OBJECTIVE: From the entries below, copy every line holding the word "name".
start DATASET ENTRIES
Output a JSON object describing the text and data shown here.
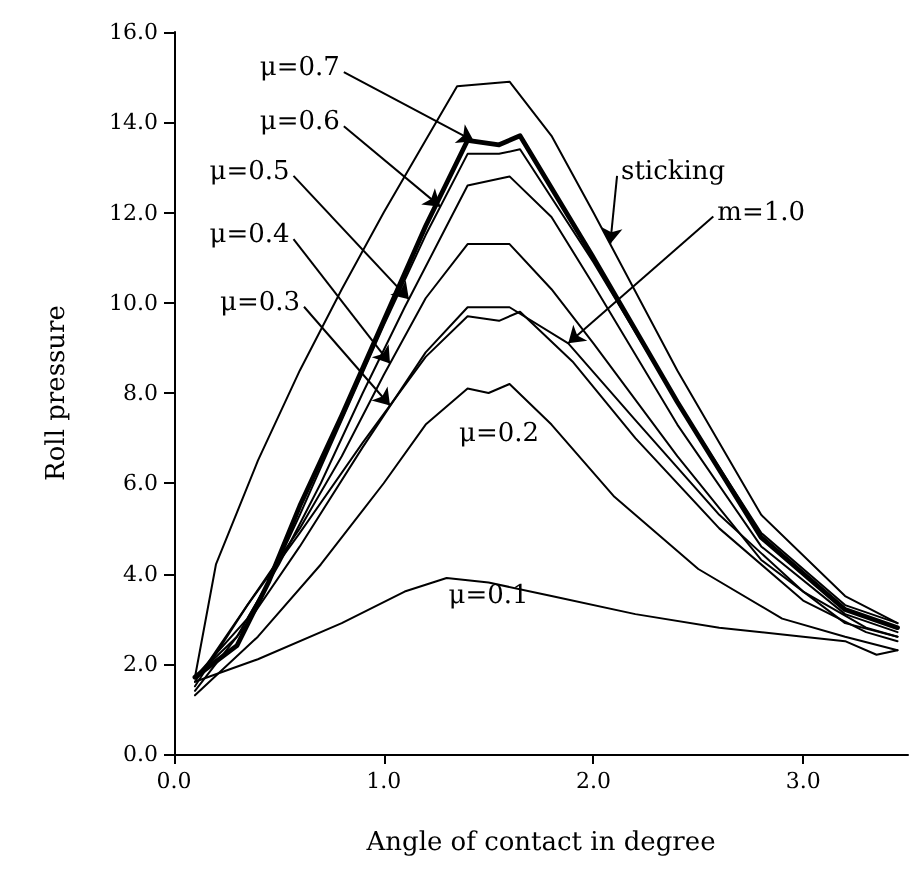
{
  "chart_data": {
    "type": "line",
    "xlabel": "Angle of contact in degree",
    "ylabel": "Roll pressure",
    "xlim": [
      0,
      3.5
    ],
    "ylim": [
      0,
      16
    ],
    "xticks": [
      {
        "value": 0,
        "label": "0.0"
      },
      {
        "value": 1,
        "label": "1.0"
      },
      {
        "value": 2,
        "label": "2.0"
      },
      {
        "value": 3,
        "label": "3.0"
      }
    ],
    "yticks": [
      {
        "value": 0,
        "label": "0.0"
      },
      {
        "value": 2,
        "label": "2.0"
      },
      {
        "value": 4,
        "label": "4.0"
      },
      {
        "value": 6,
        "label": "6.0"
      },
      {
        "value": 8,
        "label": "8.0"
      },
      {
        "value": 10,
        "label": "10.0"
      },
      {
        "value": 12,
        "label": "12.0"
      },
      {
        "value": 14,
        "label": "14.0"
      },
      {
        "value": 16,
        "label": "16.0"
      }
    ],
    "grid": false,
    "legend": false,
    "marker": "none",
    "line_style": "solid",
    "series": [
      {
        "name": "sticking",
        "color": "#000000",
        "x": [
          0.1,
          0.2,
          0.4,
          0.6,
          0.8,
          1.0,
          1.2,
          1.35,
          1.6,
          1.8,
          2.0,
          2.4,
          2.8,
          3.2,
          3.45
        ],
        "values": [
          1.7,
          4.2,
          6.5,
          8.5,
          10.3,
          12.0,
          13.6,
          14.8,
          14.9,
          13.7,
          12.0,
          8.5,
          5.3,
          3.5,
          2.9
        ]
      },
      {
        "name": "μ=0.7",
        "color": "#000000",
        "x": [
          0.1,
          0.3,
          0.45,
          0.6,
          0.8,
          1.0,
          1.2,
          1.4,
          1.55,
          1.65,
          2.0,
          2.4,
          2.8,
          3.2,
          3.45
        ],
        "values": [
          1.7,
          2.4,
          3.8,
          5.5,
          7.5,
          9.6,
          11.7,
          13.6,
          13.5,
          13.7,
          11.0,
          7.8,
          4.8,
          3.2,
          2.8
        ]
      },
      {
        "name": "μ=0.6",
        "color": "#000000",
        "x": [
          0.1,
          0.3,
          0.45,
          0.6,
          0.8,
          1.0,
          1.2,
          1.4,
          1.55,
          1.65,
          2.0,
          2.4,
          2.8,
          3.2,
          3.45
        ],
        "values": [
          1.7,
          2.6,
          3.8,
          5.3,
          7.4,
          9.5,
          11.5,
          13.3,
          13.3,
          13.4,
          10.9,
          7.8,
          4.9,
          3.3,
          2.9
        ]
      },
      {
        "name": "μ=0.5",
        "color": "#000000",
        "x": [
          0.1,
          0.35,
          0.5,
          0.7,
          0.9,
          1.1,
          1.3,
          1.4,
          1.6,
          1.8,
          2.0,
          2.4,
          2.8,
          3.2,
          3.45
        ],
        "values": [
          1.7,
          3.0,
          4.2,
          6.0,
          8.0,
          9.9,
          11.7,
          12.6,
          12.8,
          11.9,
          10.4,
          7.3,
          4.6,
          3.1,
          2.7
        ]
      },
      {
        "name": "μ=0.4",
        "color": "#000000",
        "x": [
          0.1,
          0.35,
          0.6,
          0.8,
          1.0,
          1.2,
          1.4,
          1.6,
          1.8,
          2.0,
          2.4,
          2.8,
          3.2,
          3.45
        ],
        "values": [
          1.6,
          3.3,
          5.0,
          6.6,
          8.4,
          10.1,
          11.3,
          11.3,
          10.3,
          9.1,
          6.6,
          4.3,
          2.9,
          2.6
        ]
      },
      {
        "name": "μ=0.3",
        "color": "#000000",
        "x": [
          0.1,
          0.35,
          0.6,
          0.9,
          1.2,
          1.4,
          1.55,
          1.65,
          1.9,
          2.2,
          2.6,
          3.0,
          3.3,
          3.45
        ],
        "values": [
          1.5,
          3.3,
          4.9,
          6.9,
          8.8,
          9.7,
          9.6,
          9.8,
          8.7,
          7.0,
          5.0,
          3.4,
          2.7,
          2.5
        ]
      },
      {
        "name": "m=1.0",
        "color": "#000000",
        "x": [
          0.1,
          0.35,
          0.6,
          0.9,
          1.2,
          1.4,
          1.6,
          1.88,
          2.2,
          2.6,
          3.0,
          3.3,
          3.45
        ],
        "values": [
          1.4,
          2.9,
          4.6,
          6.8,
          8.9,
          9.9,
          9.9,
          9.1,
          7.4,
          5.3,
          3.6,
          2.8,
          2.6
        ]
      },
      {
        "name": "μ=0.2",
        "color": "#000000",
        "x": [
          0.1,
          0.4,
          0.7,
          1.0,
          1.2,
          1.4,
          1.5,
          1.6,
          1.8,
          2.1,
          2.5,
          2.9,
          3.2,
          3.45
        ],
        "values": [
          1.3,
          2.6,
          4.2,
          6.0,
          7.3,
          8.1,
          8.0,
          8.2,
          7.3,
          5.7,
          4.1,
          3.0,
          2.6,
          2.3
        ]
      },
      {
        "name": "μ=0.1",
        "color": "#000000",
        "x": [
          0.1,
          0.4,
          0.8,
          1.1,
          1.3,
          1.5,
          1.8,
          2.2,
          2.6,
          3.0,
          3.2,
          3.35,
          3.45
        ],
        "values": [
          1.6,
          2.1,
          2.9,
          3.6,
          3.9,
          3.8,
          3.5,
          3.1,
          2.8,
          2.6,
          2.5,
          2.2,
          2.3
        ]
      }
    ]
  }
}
end DATASET ENTRIES
EXPECTED ANSWER:
        "name": "sticking",
        "name": "μ=0.7",
        "name": "μ=0.6",
        "name": "μ=0.5",
        "name": "μ=0.4",
        "name": "μ=0.3",
        "name": "m=1.0",
        "name": "μ=0.2",
        "name": "μ=0.1",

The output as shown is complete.